**Stated problem:**
From the entries below, tally how many lines contain "интернат" and report only that figure.

**Records to use:**
Start
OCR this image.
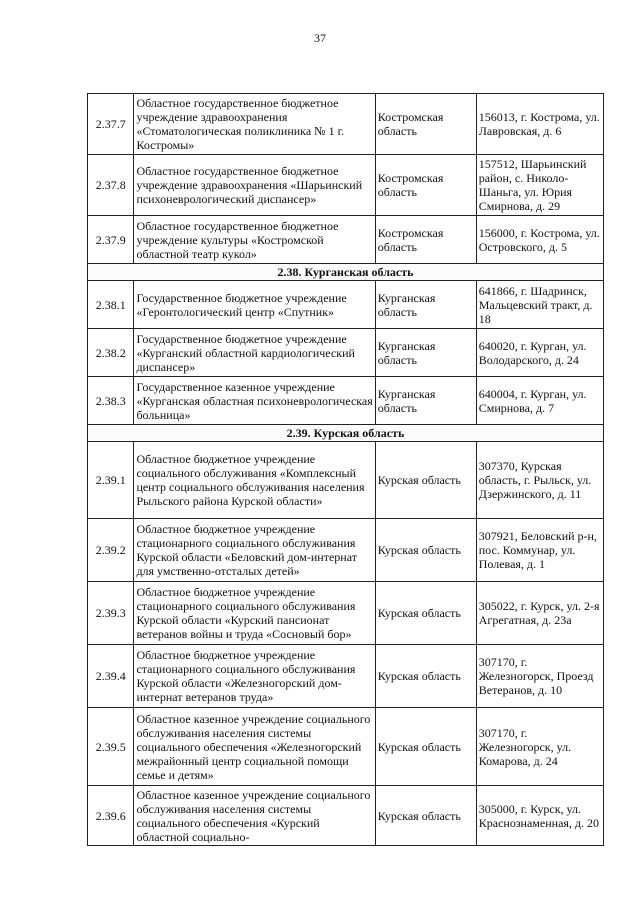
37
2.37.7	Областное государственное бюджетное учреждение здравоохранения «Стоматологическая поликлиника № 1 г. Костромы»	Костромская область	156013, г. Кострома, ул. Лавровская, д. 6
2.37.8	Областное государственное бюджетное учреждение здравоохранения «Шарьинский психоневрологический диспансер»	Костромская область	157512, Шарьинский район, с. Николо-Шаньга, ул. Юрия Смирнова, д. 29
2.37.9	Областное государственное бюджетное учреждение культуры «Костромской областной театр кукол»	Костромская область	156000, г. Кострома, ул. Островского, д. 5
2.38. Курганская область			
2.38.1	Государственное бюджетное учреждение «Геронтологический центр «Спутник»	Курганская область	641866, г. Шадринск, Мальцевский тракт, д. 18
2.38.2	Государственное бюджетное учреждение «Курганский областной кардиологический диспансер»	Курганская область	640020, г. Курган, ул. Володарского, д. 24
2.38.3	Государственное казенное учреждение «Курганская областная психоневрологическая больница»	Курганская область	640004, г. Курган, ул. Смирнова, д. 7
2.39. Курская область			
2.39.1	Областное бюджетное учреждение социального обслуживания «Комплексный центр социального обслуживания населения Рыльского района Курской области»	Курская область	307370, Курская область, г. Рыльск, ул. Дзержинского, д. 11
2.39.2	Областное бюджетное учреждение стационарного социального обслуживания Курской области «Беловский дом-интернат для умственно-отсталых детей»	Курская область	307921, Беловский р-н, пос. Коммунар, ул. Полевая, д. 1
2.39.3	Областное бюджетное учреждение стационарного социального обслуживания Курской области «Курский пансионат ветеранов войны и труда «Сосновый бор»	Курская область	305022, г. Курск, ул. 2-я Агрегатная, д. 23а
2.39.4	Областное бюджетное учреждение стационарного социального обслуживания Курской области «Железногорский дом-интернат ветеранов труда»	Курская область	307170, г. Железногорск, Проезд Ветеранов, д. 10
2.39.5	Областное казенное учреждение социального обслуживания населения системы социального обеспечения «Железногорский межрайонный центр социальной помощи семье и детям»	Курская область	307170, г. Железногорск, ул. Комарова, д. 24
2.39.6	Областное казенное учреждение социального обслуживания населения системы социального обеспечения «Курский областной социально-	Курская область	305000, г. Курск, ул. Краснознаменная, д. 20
End
**Response:**
2